● **SET EXERCISE**: Output every line below without omitting or altering anything.

● **RECORDED DATA**:
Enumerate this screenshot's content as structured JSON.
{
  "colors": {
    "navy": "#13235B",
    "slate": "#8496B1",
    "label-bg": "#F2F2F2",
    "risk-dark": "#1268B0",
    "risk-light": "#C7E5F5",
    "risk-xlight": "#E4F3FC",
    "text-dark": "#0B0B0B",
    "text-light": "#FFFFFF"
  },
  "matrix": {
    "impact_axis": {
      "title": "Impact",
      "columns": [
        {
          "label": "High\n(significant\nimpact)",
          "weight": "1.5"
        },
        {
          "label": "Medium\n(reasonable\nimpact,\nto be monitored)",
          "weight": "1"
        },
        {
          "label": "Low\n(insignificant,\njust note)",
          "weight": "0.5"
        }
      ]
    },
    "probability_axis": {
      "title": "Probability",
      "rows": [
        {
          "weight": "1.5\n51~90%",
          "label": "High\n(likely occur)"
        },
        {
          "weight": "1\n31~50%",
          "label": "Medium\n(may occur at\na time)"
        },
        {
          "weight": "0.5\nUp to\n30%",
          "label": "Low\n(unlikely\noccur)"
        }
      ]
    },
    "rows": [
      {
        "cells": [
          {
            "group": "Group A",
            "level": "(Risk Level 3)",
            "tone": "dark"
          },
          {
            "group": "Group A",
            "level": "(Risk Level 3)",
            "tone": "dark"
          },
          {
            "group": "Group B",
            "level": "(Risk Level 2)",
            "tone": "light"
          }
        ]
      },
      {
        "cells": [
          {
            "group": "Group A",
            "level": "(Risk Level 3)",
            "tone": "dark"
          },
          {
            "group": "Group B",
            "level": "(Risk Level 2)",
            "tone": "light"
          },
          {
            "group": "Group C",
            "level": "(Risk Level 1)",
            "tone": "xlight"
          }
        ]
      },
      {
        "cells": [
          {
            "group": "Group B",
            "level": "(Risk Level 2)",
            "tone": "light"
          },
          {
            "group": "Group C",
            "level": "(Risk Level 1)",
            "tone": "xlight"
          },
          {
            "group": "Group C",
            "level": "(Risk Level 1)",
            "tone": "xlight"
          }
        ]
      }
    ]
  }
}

● **COMPLETED TASK**:
Enumerate this screenshot's content as structured JSON.
{
  "colors": {
    "navy": "#13235B",
    "slate": "#8496B1",
    "label-bg": "#F2F2F2",
    "risk-dark": "#1268B0",
    "risk-light": "#C7E5F5",
    "risk-xlight": "#E4F3FC",
    "text-dark": "#0B0B0B",
    "text-light": "#FFFFFF"
  },
  "matrix": {
    "impact_axis": {
      "title": "Impact",
      "columns": [
        {
          "label": "High\n(significant\nimpact)",
          "weight": "1.5"
        },
        {
          "label": "Medium\n(reasonable\nimpact,\nto be monitored)",
          "weight": "1"
        },
        {
          "label": "Low\n(insignificant,\njust note)",
          "weight": "0.5"
        }
      ]
    },
    "probability_axis": {
      "title": "Probability",
      "rows": [
        {
          "weight": "1.5\n51~90%",
          "label": "High\n(likely occur)"
        },
        {
          "weight": "1\n31~50%",
          "label": "Medium\n(may occur at\na time)"
        },
        {
          "weight": "0.5\nUp to\n30%",
          "label": "Low\n(unlikely\noccur)"
        }
      ]
    },
    "rows": [
      {
        "cells": [
          {
            "group": "Group A",
            "level": "(Risk Level 3)",
            "tone": "dark"
          },
          {
            "group": "Group A",
            "level": "(Risk Level 3)",
            "tone": "dark"
          },
          {
            "group": "Group B",
            "level": "(Risk Level 2)",
            "tone": "light"
          }
        ]
      },
      {
        "cells": [
          {
            "group": "Group A",
            "level": "(Risk Level 3)",
            "tone": "dark"
          },
          {
            "group": "Group B",
            "level": "(Risk Level 2)",
            "tone": "light"
          },
          {
            "group": "Group C",
            "level": "(Risk Level 1)",
            "tone": "xlight"
          }
        ]
      },
      {
        "cells": [
          {
            "group": "Group B",
            "level": "(Risk Level 2)",
            "tone": "light"
          },
          {
            "group": "Group C",
            "level": "(Risk Level 1)",
            "tone": "xlight"
          },
          {
            "group": "Group C",
            "level": "(Risk Level 1)",
            "tone": "xlight"
          }
        ]
      }
    ]
  }
}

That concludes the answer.